■ WHAT THIS TASK INVOLVES
Check every line below for the word "knob" and copy the ones that have it.

** Start EXTRACTED INFORMATION **

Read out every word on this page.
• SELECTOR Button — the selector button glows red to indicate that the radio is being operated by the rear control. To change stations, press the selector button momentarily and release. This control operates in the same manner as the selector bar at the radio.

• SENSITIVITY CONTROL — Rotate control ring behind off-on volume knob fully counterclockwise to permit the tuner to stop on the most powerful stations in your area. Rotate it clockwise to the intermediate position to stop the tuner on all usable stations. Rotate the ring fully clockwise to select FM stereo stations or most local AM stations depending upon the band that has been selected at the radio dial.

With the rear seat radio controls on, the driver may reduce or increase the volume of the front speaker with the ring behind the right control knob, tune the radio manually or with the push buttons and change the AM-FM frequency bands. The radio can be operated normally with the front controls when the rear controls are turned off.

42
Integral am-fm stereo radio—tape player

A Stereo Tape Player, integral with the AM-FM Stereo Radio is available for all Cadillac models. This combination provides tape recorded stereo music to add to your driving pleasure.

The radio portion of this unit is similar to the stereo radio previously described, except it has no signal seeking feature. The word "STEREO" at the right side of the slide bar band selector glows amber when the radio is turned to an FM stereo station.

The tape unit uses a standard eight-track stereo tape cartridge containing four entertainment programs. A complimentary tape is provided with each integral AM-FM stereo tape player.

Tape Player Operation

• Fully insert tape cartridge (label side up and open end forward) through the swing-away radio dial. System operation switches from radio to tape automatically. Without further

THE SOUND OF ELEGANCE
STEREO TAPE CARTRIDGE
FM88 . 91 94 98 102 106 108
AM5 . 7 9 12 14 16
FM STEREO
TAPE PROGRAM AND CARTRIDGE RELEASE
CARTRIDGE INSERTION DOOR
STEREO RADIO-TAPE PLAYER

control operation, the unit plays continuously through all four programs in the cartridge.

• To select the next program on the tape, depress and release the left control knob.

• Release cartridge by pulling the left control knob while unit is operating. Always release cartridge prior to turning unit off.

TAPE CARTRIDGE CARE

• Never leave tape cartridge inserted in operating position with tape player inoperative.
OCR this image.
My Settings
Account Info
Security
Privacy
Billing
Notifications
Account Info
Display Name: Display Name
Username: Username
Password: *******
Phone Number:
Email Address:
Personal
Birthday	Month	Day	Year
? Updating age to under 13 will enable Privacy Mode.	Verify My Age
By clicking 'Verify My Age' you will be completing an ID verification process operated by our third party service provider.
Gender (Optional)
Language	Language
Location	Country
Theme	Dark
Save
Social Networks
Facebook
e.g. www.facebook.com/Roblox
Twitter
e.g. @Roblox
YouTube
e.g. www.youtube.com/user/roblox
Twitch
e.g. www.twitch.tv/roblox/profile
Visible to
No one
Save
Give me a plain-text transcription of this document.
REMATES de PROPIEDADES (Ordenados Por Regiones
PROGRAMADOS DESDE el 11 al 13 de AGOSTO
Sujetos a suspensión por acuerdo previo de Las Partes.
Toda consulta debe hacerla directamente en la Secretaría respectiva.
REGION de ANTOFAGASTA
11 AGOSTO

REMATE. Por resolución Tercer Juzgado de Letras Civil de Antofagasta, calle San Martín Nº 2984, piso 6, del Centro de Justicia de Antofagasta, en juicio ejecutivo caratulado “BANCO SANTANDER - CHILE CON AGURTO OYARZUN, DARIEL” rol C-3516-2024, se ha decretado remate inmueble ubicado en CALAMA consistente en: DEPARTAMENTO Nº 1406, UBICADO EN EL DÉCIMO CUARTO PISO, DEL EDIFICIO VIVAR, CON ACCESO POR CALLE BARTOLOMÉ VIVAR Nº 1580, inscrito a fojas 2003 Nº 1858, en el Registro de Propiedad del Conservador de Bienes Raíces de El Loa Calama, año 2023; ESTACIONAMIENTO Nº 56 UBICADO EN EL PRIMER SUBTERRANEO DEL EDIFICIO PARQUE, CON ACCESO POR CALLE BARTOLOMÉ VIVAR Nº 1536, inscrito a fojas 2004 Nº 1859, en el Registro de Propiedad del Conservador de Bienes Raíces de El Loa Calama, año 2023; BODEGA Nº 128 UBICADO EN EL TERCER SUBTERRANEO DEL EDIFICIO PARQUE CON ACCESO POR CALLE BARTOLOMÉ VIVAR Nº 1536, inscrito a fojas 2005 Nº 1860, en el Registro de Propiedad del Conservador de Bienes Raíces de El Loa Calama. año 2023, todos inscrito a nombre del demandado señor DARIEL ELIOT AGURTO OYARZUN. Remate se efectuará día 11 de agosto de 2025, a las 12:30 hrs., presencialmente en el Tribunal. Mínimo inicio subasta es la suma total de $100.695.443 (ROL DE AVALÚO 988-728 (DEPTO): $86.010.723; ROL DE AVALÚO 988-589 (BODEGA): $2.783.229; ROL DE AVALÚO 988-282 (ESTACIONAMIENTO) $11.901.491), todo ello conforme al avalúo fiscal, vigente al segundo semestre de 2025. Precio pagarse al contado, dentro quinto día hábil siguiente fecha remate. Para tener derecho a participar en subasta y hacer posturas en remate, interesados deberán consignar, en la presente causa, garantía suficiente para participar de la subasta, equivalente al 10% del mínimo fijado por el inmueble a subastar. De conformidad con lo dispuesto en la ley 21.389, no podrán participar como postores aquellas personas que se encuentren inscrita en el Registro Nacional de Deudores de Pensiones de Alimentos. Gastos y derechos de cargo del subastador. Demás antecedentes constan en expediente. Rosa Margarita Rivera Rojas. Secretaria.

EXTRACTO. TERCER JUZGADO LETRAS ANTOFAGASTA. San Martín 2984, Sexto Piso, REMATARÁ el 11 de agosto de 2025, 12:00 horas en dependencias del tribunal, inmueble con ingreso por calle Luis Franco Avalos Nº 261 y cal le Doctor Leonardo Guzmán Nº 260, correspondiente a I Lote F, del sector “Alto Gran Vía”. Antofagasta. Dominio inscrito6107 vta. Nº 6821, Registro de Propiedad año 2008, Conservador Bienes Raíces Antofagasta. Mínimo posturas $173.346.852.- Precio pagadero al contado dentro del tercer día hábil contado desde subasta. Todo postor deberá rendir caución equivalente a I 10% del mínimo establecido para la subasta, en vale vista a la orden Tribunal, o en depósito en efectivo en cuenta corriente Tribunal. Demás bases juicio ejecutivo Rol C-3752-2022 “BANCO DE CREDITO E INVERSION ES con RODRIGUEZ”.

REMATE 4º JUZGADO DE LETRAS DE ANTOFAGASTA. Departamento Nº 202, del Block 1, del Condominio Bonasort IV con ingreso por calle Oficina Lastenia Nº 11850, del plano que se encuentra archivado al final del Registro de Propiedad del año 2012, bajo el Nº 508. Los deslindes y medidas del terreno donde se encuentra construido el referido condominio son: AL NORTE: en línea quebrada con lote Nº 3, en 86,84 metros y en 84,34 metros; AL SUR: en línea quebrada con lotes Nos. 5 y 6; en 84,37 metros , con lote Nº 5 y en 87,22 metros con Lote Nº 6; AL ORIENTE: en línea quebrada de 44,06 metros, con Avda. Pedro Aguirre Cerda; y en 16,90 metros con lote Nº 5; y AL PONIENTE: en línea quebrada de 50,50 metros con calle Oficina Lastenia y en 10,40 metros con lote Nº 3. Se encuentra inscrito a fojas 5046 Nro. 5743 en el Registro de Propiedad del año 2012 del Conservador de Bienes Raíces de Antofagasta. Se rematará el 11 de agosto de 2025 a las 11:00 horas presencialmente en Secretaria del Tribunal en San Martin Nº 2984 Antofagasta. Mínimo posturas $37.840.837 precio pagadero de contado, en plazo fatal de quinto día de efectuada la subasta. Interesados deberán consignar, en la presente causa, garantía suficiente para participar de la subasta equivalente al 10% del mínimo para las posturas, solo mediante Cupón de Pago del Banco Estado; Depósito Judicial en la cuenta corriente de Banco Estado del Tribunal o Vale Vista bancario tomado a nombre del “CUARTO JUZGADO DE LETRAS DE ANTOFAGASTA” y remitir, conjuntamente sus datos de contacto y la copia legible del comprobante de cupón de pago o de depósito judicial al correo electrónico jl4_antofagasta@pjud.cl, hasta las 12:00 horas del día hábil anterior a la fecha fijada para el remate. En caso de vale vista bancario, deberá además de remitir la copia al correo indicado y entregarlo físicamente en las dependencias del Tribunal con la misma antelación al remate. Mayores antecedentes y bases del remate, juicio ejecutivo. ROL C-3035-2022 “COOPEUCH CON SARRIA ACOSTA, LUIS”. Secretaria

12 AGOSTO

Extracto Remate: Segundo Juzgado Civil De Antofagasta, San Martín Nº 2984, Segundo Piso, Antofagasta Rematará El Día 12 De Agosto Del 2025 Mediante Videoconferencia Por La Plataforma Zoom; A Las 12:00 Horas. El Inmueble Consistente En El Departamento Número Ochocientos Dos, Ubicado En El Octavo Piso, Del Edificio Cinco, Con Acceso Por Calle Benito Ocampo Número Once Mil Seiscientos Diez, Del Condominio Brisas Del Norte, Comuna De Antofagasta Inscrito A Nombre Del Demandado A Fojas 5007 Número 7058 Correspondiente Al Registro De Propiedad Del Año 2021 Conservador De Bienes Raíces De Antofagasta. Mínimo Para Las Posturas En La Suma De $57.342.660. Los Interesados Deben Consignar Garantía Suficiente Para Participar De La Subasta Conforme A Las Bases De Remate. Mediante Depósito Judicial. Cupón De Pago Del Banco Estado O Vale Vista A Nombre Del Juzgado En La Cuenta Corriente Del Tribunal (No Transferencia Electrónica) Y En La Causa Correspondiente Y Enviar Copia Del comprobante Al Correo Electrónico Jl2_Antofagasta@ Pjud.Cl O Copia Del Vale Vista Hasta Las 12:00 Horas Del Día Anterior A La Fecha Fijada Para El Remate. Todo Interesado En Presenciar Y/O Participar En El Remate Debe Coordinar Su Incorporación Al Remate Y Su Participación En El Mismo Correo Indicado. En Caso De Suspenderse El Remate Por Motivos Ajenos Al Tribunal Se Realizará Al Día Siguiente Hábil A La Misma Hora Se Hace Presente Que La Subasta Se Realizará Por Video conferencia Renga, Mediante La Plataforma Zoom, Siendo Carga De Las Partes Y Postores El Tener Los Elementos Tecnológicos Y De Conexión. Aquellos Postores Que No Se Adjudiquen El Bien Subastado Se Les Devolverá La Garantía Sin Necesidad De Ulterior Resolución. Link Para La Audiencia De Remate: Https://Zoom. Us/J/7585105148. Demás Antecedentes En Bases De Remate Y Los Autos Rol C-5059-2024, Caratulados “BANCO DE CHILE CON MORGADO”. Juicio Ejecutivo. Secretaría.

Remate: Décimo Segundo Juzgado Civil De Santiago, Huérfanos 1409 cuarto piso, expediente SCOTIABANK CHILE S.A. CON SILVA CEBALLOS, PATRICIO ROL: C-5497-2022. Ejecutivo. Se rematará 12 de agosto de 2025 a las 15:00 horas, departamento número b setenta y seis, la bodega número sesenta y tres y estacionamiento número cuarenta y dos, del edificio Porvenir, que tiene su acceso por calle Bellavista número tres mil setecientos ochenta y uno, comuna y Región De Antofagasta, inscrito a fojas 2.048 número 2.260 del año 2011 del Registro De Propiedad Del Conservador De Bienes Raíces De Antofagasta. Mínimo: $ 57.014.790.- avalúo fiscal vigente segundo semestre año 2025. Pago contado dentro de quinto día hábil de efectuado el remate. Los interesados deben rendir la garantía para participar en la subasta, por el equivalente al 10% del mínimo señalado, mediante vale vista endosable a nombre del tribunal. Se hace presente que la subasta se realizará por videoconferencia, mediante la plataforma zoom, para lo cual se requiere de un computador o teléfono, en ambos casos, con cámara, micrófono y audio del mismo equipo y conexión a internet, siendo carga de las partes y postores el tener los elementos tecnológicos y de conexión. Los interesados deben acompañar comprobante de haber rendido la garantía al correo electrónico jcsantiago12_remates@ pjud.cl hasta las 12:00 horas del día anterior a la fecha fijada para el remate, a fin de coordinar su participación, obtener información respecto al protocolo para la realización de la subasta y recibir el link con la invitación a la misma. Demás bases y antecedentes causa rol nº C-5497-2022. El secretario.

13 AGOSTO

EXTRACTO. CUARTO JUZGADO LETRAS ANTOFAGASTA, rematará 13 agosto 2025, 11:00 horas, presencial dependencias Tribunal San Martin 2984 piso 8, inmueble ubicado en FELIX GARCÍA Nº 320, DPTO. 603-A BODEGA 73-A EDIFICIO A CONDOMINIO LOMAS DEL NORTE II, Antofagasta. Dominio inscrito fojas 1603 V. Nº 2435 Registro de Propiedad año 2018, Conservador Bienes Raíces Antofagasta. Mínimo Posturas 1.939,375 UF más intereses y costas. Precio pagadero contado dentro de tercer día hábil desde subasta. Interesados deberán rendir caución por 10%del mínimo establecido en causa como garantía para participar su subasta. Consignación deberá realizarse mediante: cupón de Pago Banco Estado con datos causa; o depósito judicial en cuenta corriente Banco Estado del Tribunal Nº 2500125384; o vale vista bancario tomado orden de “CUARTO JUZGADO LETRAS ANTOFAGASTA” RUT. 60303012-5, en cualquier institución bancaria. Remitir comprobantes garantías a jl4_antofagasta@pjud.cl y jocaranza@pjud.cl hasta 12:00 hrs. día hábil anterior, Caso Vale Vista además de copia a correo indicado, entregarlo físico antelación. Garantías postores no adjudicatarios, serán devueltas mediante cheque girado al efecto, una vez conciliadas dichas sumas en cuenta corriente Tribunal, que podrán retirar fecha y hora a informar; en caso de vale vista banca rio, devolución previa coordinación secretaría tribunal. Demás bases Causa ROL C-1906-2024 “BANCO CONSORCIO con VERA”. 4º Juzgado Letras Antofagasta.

** End EXTRACTED INFORMATION **

■ RESULT
• SENSITIVITY CONTROL — Rotate control ring behind off-on volume knob fully counterclockwise to permit the tuner to stop on the most powerful stations in your area. Rotate it clockwise to the intermediate position to stop the tuner on all usable stations. Rotate the ring fully clockwise to select FM stereo stations or most local AM stations depending upon the band that has been selected at the radio dial.
With the rear seat radio controls on, the driver may reduce or increase the volume of the front speaker with the ring behind the right control knob, tune the radio manually or with the push buttons and change the AM-FM frequency bands. The radio can be operated normally with the front controls when the rear controls are turned off.
• To select the next program on the tape, depress and release the left control knob.
• Release cartridge by pulling the left control knob while unit is operating. Always release cartridge prior to turning unit off.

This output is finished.